(begin)

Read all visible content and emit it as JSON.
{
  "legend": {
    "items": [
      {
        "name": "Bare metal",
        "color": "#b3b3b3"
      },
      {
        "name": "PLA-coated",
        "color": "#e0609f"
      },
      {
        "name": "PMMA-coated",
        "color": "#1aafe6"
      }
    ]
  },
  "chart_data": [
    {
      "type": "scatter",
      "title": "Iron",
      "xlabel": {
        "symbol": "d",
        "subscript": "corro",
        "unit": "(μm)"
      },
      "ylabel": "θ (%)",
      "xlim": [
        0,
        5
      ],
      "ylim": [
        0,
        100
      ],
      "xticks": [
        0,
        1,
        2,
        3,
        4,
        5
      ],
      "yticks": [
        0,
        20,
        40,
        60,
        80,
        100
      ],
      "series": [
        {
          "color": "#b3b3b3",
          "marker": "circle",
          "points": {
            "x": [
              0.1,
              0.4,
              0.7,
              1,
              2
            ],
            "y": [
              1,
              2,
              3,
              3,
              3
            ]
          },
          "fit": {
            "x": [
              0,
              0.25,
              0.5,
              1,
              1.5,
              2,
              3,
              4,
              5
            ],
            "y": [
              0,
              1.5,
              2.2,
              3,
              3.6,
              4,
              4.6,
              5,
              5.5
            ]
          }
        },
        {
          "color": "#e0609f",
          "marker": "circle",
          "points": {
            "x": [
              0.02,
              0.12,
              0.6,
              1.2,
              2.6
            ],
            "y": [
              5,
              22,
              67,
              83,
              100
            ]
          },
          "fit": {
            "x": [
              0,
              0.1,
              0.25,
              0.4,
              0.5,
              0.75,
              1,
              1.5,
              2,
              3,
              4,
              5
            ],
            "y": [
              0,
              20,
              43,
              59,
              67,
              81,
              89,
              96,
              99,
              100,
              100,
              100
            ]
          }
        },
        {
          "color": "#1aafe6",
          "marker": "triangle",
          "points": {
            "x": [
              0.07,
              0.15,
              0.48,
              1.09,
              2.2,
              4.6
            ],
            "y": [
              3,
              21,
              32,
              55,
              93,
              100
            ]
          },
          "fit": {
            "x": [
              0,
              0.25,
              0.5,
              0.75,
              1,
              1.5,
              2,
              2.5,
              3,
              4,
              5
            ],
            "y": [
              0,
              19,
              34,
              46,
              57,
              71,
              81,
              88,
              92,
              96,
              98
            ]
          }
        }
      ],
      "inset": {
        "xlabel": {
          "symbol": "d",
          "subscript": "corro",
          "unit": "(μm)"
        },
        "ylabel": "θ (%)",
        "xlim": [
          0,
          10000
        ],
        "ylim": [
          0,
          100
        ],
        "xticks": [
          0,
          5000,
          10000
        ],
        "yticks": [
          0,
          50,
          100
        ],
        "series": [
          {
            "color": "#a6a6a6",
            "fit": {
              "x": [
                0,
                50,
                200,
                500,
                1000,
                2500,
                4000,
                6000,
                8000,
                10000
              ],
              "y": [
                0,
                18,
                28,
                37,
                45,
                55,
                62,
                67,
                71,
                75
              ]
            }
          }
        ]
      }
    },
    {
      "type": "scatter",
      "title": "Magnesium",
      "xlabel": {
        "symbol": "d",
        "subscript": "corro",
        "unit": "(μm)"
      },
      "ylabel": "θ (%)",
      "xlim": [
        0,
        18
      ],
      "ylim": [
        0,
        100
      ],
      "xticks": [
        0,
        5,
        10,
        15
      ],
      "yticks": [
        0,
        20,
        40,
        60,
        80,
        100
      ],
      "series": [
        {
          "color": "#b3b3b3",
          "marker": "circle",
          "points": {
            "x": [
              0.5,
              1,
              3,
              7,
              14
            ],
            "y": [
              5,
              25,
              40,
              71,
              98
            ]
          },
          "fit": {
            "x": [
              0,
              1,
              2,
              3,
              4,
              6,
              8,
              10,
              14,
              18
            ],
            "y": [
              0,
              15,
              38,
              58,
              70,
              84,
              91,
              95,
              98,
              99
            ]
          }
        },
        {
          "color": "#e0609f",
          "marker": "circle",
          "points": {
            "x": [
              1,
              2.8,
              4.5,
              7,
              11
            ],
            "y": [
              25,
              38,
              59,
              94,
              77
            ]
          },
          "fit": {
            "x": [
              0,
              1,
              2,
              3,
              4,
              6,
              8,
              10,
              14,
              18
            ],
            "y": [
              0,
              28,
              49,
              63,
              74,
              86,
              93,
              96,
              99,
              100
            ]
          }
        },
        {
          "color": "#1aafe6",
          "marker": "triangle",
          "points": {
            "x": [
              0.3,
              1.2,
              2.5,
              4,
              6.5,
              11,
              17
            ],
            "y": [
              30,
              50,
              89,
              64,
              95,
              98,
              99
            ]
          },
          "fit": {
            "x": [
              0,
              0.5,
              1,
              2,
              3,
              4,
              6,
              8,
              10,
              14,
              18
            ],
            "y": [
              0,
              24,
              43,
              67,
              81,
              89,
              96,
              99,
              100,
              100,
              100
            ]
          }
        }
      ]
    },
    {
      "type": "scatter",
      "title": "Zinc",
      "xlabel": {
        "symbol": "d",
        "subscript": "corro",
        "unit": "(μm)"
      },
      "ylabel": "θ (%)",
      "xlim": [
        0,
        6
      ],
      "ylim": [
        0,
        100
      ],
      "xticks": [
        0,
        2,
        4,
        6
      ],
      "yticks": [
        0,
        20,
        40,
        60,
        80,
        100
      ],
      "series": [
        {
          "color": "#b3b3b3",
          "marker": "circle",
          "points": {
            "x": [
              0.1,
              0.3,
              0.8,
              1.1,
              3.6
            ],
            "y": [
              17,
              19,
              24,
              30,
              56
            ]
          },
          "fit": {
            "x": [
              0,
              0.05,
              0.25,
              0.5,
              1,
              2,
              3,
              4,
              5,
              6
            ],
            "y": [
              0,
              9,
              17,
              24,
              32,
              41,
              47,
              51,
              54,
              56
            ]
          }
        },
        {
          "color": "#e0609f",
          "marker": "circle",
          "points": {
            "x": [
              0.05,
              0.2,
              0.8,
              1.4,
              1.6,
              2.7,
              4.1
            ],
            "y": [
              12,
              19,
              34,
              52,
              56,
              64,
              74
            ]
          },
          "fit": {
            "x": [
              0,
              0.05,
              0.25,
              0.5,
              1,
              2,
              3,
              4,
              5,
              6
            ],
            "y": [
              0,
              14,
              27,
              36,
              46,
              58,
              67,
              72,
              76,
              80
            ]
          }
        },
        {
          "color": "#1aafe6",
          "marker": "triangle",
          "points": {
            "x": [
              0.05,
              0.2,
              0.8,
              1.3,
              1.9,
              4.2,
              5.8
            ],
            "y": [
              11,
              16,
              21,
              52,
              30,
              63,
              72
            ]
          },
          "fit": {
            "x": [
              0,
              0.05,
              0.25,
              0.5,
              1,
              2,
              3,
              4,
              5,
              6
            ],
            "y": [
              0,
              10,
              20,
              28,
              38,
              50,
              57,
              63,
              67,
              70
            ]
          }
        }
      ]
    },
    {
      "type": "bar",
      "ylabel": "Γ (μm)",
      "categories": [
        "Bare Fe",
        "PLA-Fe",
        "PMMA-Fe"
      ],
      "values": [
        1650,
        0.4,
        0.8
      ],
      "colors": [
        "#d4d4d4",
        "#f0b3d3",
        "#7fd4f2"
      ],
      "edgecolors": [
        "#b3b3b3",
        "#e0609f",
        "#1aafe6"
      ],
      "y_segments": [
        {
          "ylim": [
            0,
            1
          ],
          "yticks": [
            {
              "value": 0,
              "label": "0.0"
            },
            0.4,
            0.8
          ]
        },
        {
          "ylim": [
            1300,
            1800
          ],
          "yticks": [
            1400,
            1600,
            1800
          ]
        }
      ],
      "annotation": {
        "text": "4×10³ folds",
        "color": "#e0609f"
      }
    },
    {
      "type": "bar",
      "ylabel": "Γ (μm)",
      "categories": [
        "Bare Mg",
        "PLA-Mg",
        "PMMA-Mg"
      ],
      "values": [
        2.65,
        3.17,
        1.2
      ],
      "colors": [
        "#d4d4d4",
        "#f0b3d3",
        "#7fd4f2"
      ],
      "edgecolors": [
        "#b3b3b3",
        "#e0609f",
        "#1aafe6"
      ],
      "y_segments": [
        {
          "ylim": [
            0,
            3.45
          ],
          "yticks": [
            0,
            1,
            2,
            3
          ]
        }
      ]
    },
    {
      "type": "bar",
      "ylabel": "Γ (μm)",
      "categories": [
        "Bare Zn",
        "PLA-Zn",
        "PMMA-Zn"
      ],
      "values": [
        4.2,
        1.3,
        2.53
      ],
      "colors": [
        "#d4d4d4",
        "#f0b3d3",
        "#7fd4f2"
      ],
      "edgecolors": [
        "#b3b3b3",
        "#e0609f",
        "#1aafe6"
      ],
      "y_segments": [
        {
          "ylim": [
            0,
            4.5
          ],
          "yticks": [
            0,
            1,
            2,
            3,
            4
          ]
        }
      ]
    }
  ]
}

(end)

Return each line among the entries that holds the word "PMMA".

Result of the exercise:
        "name": "PMMA-coated",
        "PMMA-Fe"
        "PMMA-Mg"
        "PMMA-Zn"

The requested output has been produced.